The task
Here are records with pictures in them. Copy all of them exactly and leave the pictures out.

Raw records
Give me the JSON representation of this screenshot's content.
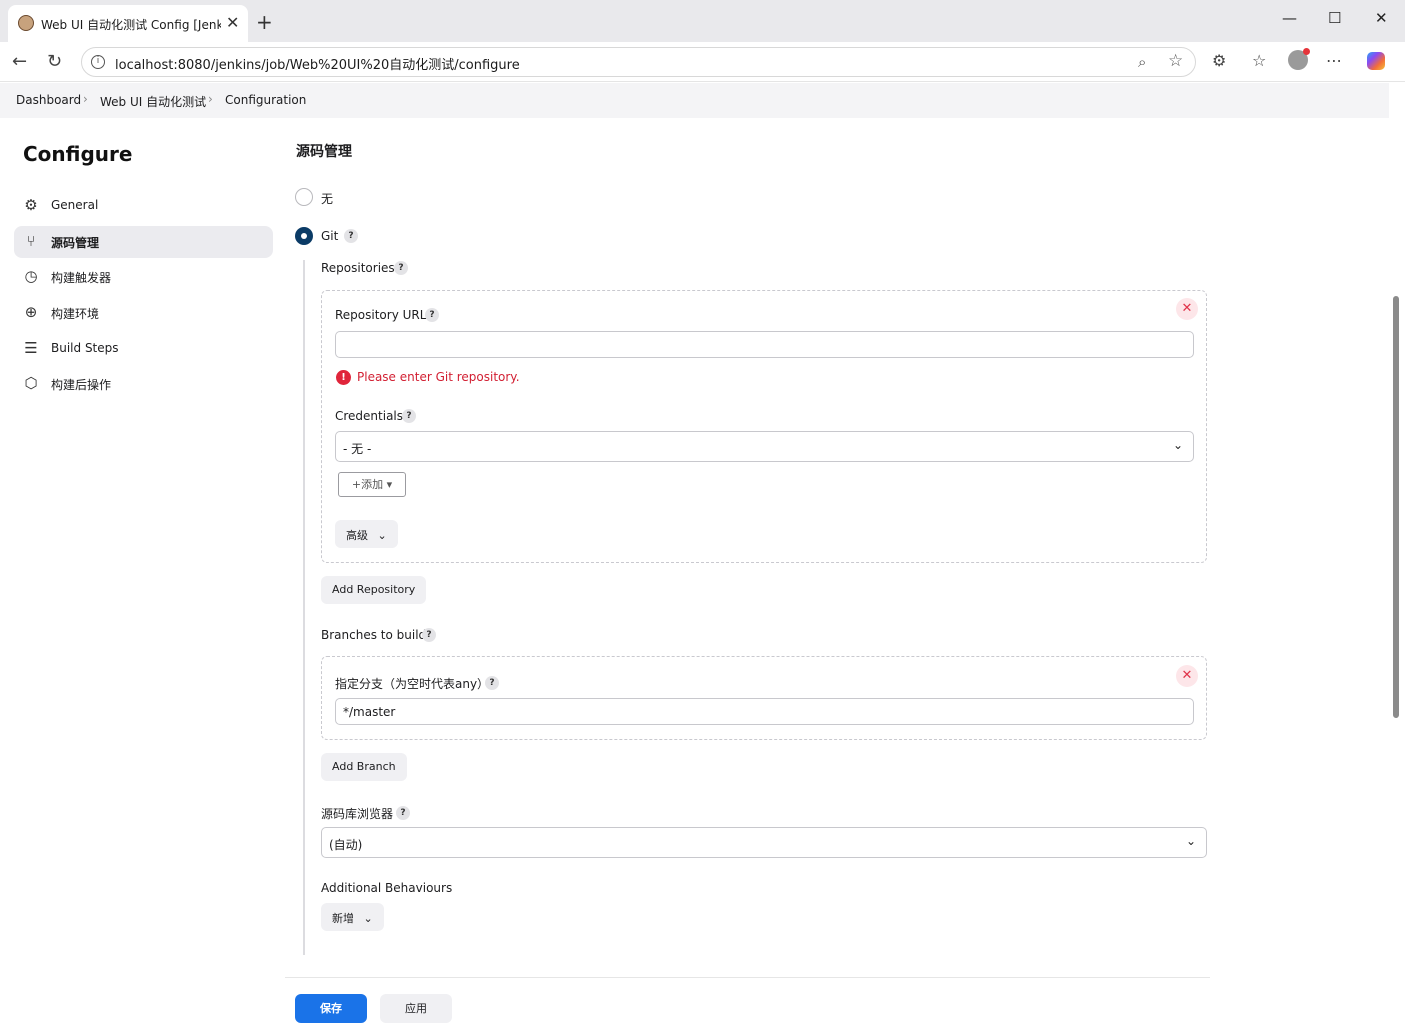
{
  "browser": {
    "tab_title": "Web UI 自动化测试 Config [Jenkins]",
    "url": "localhost:8080/jenkins/job/Web%20UI%20自动化测试/configure"
  },
  "breadcrumb": {
    "items": [
      "Dashboard",
      "Web UI 自动化测试",
      "Configuration"
    ]
  },
  "sidebar": {
    "title": "Configure",
    "items": [
      {
        "label": "General",
        "icon": "gear-icon"
      },
      {
        "label": "源码管理",
        "icon": "branch-icon"
      },
      {
        "label": "构建触发器",
        "icon": "clock-icon"
      },
      {
        "label": "构建环境",
        "icon": "globe-icon"
      },
      {
        "label": "Build Steps",
        "icon": "list-icon"
      },
      {
        "label": "构建后操作",
        "icon": "package-icon"
      }
    ],
    "active": "源码管理"
  },
  "scm": {
    "title": "源码管理",
    "option_none": "无",
    "option_git": "Git",
    "selected": "Git",
    "repositories_label": "Repositories",
    "repo_url_label": "Repository URL",
    "repo_url_value": "",
    "repo_url_error": "Please enter Git repository.",
    "credentials_label": "Credentials",
    "credentials_value": "- 无 -",
    "add_button": "+添加 ▾",
    "advanced_button": "高级",
    "add_repository_button": "Add Repository",
    "branches_label": "Branches to build",
    "branch_specifier_label": "指定分支（为空时代表any）",
    "branch_specifier_value": "*/master",
    "add_branch_button": "Add Branch",
    "repo_browser_label": "源码库浏览器",
    "repo_browser_value": "(自动)",
    "additional_behaviours_label": "Additional Behaviours",
    "add_behaviour_button": "新增"
  },
  "footer": {
    "save": "保存",
    "apply": "应用"
  },
  "colors": {
    "primary": "#1a73e8",
    "radio_selected": "#0b3b66",
    "error": "#d21f32"
  }
}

Full response
Give me the JSON representation of this screenshot's content.
{
  "browser": {
    "tab_title": "Web UI 自动化测试 Config [Jenkins]",
    "url": "localhost:8080/jenkins/job/Web%20UI%20自动化测试/configure"
  },
  "breadcrumb": {
    "items": [
      "Dashboard",
      "Web UI 自动化测试",
      "Configuration"
    ]
  },
  "sidebar": {
    "title": "Configure",
    "items": [
      {
        "label": "General",
        "icon": "gear-icon"
      },
      {
        "label": "源码管理",
        "icon": "branch-icon"
      },
      {
        "label": "构建触发器",
        "icon": "clock-icon"
      },
      {
        "label": "构建环境",
        "icon": "globe-icon"
      },
      {
        "label": "Build Steps",
        "icon": "list-icon"
      },
      {
        "label": "构建后操作",
        "icon": "package-icon"
      }
    ],
    "active": "源码管理"
  },
  "scm": {
    "title": "源码管理",
    "option_none": "无",
    "option_git": "Git",
    "selected": "Git",
    "repositories_label": "Repositories",
    "repo_url_label": "Repository URL",
    "repo_url_value": "",
    "repo_url_error": "Please enter Git repository.",
    "credentials_label": "Credentials",
    "credentials_value": "- 无 -",
    "add_button": "+添加 ▾",
    "advanced_button": "高级",
    "add_repository_button": "Add Repository",
    "branches_label": "Branches to build",
    "branch_specifier_label": "指定分支（为空时代表any）",
    "branch_specifier_value": "*/master",
    "add_branch_button": "Add Branch",
    "repo_browser_label": "源码库浏览器",
    "repo_browser_value": "(自动)",
    "additional_behaviours_label": "Additional Behaviours",
    "add_behaviour_button": "新增"
  },
  "footer": {
    "save": "保存",
    "apply": "应用"
  },
  "colors": {
    "primary": "#1a73e8",
    "radio_selected": "#0b3b66",
    "error": "#d21f32"
  }
}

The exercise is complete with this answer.